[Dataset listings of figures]
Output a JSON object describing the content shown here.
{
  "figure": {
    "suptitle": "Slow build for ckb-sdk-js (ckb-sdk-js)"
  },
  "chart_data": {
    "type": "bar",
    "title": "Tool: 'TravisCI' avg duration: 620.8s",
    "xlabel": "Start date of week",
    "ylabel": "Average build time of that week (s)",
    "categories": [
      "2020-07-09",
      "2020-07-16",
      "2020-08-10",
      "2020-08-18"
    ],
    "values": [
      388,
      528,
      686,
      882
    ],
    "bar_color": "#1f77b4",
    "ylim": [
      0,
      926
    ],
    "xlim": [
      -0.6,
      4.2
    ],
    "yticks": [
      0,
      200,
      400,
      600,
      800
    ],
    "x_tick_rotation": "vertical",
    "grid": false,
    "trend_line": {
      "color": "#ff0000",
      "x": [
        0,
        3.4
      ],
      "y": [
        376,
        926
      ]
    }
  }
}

> _Direction_: From the data above, extract every line in its exact form.

> _Answer below_:
Output a JSON object describing the content shown here.
{
  "figure": {
    "suptitle": "Slow build for ckb-sdk-js (ckb-sdk-js)"
  },
  "chart_data": {
    "type": "bar",
    "title": "Tool: 'TravisCI' avg duration: 620.8s",
    "xlabel": "Start date of week",
    "ylabel": "Average build time of that week (s)",
    "categories": [
      "2020-07-09",
      "2020-07-16",
      "2020-08-10",
      "2020-08-18"
    ],
    "values": [
      388,
      528,
      686,
      882
    ],
    "bar_color": "#1f77b4",
    "ylim": [
      0,
      926
    ],
    "xlim": [
      -0.6,
      4.2
    ],
    "yticks": [
      0,
      200,
      400,
      600,
      800
    ],
    "x_tick_rotation": "vertical",
    "grid": false,
    "trend_line": {
      "color": "#ff0000",
      "x": [
        0,
        3.4
      ],
      "y": [
        376,
        926
      ]
    }
  }
}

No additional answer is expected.